Items listed in a dataset:
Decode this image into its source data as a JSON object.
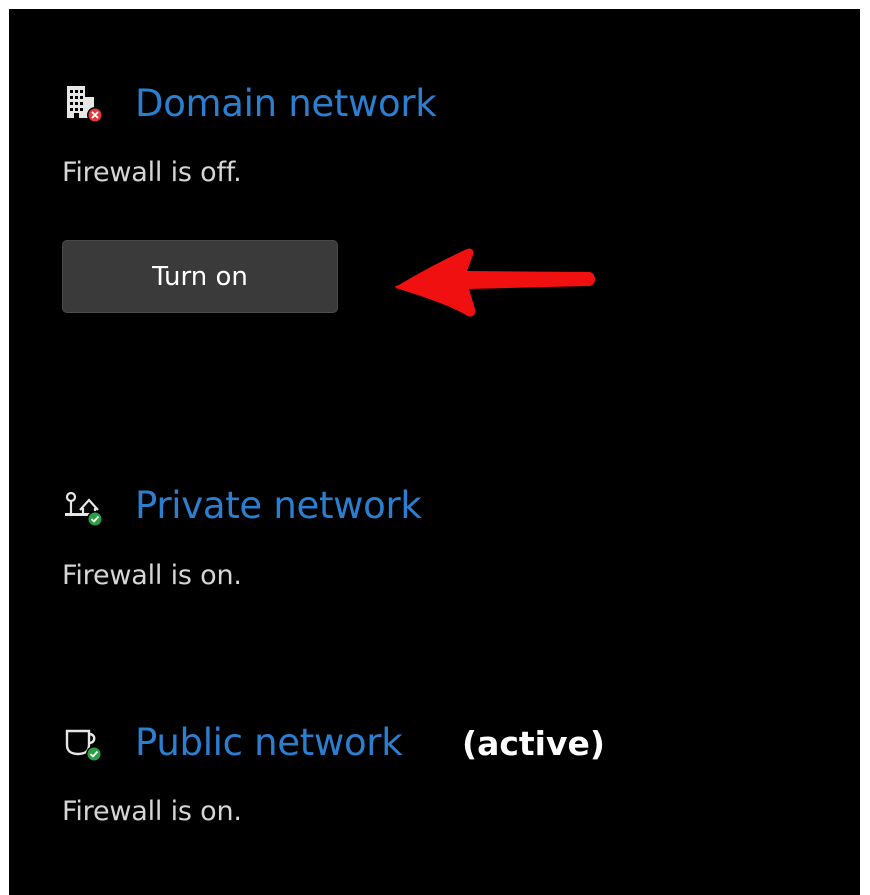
{
  "colors": {
    "background": "#000000",
    "link": "#2a7fd0",
    "text": "#d6d6d6",
    "active_label": "#ffffff",
    "button_bg": "#3a3a3a",
    "button_text": "#ffffff",
    "arrow": "#f01010",
    "error_badge": "#e23a3a",
    "ok_badge": "#2e9e45"
  },
  "networks": [
    {
      "title": "Domain network",
      "status": "Firewall is off.",
      "icon": "building-error-icon",
      "button_label": "Turn on"
    },
    {
      "title": "Private network",
      "status": "Firewall is on.",
      "icon": "private-network-ok-icon"
    },
    {
      "title": "Public network",
      "suffix": "(active)",
      "status": "Firewall is on.",
      "icon": "coffee-cup-ok-icon"
    }
  ],
  "annotation": {
    "icon": "red-arrow-left-icon"
  }
}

▶ _The exercise_
Images in the records should not be copied. Repeat all the rest exactly.

▶ _Worked solution_
Decode this image into its source data as a JSON object.
{
  "colors": {
    "background": "#000000",
    "link": "#2a7fd0",
    "text": "#d6d6d6",
    "active_label": "#ffffff",
    "button_bg": "#3a3a3a",
    "button_text": "#ffffff",
    "arrow": "#f01010",
    "error_badge": "#e23a3a",
    "ok_badge": "#2e9e45"
  },
  "networks": [
    {
      "title": "Domain network",
      "status": "Firewall is off.",
      "icon": "building-error-icon",
      "button_label": "Turn on"
    },
    {
      "title": "Private network",
      "status": "Firewall is on.",
      "icon": "private-network-ok-icon"
    },
    {
      "title": "Public network",
      "suffix": "(active)",
      "status": "Firewall is on.",
      "icon": "coffee-cup-ok-icon"
    }
  ],
  "annotation": {
    "icon": "red-arrow-left-icon"
  }
}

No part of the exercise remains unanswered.